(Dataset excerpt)
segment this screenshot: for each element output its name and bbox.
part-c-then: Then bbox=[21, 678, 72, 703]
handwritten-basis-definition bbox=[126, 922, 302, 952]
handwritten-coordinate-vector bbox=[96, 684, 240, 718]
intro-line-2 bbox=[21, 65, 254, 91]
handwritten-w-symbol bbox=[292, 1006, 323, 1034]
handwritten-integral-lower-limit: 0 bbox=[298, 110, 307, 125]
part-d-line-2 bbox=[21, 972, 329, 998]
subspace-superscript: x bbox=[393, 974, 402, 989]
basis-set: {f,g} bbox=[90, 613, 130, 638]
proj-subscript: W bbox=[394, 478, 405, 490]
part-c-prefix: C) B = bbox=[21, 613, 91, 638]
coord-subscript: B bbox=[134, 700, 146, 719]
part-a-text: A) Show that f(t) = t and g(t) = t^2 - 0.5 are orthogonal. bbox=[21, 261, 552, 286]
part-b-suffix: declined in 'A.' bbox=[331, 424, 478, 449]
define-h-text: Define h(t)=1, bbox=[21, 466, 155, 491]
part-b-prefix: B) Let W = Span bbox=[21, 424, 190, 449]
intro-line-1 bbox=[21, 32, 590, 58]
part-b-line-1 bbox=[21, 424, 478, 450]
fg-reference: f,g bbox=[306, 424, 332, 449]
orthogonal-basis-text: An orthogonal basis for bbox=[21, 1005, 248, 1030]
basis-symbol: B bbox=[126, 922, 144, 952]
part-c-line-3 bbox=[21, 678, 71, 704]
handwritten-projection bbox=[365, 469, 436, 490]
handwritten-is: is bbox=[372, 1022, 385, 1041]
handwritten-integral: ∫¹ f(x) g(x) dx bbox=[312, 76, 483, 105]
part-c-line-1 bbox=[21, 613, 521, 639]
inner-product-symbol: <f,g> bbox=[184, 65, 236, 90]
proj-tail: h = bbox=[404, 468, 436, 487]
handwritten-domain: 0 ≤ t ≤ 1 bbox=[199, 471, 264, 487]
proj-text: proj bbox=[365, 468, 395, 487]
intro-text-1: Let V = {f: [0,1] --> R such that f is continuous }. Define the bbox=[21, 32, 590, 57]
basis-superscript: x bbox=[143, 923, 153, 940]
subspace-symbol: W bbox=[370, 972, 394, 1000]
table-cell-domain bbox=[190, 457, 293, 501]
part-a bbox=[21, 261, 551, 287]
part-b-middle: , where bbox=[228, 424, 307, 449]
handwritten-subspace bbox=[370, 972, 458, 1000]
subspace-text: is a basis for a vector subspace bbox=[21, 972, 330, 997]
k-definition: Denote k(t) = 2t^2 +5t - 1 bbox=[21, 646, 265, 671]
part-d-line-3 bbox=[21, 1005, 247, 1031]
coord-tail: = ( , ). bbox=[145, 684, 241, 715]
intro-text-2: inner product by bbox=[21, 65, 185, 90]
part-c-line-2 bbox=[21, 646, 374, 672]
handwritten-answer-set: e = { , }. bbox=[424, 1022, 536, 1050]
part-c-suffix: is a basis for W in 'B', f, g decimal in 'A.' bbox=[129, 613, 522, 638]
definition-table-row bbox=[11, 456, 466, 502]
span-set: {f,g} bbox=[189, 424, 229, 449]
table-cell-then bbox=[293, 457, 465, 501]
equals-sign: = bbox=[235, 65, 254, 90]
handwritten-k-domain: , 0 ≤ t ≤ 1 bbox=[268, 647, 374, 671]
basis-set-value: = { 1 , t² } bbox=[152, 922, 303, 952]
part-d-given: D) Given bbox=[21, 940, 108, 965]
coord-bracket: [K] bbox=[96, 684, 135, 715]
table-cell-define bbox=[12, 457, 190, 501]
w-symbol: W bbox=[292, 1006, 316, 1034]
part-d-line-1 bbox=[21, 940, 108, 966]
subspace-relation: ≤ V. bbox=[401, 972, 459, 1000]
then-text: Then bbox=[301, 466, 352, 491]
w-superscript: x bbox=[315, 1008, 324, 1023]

Given request
Retype all of the records above line for line, with no changes.

Exercise solution
segment this screenshot: for each element output its name and bbox.
part-c-then: Then bbox=[21, 678, 72, 703]
handwritten-basis-definition bbox=[126, 922, 302, 952]
handwritten-coordinate-vector bbox=[96, 684, 240, 718]
intro-line-2 bbox=[21, 65, 254, 91]
handwritten-w-symbol bbox=[292, 1006, 323, 1034]
handwritten-integral-lower-limit: 0 bbox=[298, 110, 307, 125]
part-d-line-2 bbox=[21, 972, 329, 998]
subspace-superscript: x bbox=[393, 974, 402, 989]
basis-set: {f,g} bbox=[90, 613, 130, 638]
proj-subscript: W bbox=[394, 478, 405, 490]
part-c-prefix: C) B = bbox=[21, 613, 91, 638]
coord-subscript: B bbox=[134, 700, 146, 719]
part-a-text: A) Show that f(t) = t and g(t) = t^2 - 0.5 are orthogonal. bbox=[21, 261, 552, 286]
part-b-suffix: declined in 'A.' bbox=[331, 424, 478, 449]
define-h-text: Define h(t)=1, bbox=[21, 466, 155, 491]
part-b-prefix: B) Let W = Span bbox=[21, 424, 190, 449]
intro-line-1 bbox=[21, 32, 590, 58]
part-b-line-1 bbox=[21, 424, 478, 450]
fg-reference: f,g bbox=[306, 424, 332, 449]
orthogonal-basis-text: An orthogonal basis for bbox=[21, 1005, 248, 1030]
basis-symbol: B bbox=[126, 922, 144, 952]
part-c-line-3 bbox=[21, 678, 71, 704]
handwritten-projection bbox=[365, 469, 436, 490]
handwritten-is: is bbox=[372, 1022, 385, 1041]
handwritten-integral: ∫¹ f(x) g(x) dx bbox=[312, 76, 483, 105]
part-c-line-1 bbox=[21, 613, 521, 639]
inner-product-symbol: <f,g> bbox=[184, 65, 236, 90]
proj-tail: h = bbox=[404, 468, 436, 487]
handwritten-domain: 0 ≤ t ≤ 1 bbox=[199, 471, 264, 487]
proj-text: proj bbox=[365, 468, 395, 487]
intro-text-1: Let V = {f: [0,1] --> R such that f is continuous }. Define the bbox=[21, 32, 590, 57]
basis-superscript: x bbox=[143, 923, 153, 940]
subspace-symbol: W bbox=[370, 972, 394, 1000]
table-cell-domain bbox=[190, 457, 293, 501]
part-a bbox=[21, 261, 551, 287]
part-b-middle: , where bbox=[228, 424, 307, 449]
handwritten-subspace bbox=[370, 972, 458, 1000]
subspace-text: is a basis for a vector subspace bbox=[21, 972, 330, 997]
k-definition: Denote k(t) = 2t^2 +5t - 1 bbox=[21, 646, 265, 671]
part-d-line-3 bbox=[21, 1005, 247, 1031]
coord-tail: = ( , ). bbox=[145, 684, 241, 715]
intro-text-2: inner product by bbox=[21, 65, 185, 90]
part-c-line-2 bbox=[21, 646, 374, 672]
handwritten-answer-set: e = { , }. bbox=[424, 1022, 536, 1050]
part-c-suffix: is a basis for W in 'B', f, g decimal in 'A.' bbox=[129, 613, 522, 638]
definition-table-row bbox=[11, 456, 466, 502]
span-set: {f,g} bbox=[189, 424, 229, 449]
table-cell-then bbox=[293, 457, 465, 501]
equals-sign: = bbox=[235, 65, 254, 90]
handwritten-k-domain: , 0 ≤ t ≤ 1 bbox=[268, 647, 374, 671]
basis-set-value: = { 1 , t² } bbox=[152, 922, 303, 952]
part-d-given: D) Given bbox=[21, 940, 108, 965]
coord-bracket: [K] bbox=[96, 684, 135, 715]
table-cell-define bbox=[12, 457, 190, 501]
w-symbol: W bbox=[292, 1006, 316, 1034]
part-d-line-1 bbox=[21, 940, 108, 966]
subspace-relation: ≤ V. bbox=[401, 972, 459, 1000]
then-text: Then bbox=[301, 466, 352, 491]
w-superscript: x bbox=[315, 1008, 324, 1023]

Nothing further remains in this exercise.